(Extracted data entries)
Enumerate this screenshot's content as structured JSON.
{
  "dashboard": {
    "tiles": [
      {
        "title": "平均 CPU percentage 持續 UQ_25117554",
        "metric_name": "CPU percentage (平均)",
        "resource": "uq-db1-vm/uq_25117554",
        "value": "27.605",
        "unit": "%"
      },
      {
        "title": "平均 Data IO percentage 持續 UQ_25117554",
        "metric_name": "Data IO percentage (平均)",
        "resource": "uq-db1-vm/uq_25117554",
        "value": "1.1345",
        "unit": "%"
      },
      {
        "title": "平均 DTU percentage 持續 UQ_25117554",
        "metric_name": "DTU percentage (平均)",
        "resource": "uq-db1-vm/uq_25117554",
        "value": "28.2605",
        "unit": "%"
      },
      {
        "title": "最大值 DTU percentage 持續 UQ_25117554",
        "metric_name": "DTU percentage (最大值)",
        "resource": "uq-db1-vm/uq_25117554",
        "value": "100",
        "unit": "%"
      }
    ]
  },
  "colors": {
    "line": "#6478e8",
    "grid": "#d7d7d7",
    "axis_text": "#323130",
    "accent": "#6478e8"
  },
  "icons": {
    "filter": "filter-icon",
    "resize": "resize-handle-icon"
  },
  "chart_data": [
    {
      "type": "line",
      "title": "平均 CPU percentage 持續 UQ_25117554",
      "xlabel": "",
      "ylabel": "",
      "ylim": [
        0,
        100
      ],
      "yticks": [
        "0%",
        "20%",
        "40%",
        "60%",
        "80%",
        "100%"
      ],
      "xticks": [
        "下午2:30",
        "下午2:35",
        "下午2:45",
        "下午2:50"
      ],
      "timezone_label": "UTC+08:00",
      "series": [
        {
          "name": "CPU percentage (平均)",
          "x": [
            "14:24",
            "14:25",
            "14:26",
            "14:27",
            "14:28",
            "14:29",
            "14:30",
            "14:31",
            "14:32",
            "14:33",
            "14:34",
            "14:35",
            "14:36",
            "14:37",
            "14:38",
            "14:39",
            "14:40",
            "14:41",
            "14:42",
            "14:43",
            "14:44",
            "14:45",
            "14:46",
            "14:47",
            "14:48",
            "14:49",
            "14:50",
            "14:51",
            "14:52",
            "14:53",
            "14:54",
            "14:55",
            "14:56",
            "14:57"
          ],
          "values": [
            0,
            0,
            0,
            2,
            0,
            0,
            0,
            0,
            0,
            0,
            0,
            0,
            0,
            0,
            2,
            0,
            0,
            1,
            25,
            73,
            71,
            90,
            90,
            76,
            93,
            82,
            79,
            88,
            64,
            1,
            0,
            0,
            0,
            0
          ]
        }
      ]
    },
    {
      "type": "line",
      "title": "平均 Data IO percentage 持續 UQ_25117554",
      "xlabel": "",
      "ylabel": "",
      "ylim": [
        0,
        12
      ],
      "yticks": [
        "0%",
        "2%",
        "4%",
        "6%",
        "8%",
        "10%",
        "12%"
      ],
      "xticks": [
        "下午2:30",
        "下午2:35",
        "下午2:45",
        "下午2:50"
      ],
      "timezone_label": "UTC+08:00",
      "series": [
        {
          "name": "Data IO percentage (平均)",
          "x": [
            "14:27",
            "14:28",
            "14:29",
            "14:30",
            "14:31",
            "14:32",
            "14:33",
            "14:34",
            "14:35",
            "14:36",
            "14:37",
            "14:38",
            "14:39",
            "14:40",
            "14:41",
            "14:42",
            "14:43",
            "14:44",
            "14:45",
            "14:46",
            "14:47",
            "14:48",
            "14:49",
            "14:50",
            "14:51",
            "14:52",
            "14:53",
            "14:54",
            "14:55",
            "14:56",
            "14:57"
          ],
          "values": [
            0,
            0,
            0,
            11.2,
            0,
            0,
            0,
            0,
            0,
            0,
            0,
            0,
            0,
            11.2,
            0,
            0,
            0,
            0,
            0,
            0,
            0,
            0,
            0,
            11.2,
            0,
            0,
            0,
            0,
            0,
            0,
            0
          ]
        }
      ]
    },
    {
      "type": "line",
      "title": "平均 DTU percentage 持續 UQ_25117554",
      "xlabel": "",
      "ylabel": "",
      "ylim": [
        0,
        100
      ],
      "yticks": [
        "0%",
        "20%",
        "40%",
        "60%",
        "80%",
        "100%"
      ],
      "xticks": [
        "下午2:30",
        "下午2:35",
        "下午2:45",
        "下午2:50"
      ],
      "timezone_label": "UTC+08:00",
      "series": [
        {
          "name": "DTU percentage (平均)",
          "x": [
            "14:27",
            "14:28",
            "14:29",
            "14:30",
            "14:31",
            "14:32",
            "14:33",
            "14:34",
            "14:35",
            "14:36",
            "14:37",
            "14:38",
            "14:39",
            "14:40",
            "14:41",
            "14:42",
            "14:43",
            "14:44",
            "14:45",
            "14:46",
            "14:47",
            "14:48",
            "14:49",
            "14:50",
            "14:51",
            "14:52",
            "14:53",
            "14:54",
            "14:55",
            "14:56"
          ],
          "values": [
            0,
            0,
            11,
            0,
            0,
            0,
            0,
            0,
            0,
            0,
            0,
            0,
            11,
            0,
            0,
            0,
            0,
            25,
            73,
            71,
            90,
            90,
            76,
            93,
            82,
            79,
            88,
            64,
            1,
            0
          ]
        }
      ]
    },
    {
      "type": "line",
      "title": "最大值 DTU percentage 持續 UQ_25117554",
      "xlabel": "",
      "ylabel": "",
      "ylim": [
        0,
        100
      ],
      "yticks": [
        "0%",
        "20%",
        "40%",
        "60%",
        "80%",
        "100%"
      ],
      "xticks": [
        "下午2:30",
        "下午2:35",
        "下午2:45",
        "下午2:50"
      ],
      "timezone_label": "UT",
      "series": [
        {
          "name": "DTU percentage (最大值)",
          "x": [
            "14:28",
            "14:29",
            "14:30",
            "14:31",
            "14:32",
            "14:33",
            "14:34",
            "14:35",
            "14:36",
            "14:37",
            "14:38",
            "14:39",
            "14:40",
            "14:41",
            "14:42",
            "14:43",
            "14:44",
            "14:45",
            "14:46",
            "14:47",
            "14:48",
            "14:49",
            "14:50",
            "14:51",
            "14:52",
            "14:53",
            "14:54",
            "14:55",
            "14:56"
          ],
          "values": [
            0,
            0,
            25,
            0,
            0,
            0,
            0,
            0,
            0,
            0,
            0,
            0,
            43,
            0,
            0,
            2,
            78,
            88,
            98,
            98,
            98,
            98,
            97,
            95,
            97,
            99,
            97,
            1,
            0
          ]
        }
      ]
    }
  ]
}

Job: Select every line of the material above holding the word "title" and copy it.

Answer to this problem:
        "title": "平均 CPU percentage 持續 UQ_25117554",
        "title": "平均 Data IO percentage 持續 UQ_25117554",
        "title": "平均 DTU percentage 持續 UQ_25117554",
        "title": "最大值 DTU percentage 持續 UQ_25117554",
      "title": "平均 CPU percentage 持續 UQ_25117554",
      "title": "平均 Data IO percentage 持續 UQ_25117554",
      "title": "平均 DTU percentage 持續 UQ_25117554",
      "title": "最大值 DTU percentage 持續 UQ_25117554",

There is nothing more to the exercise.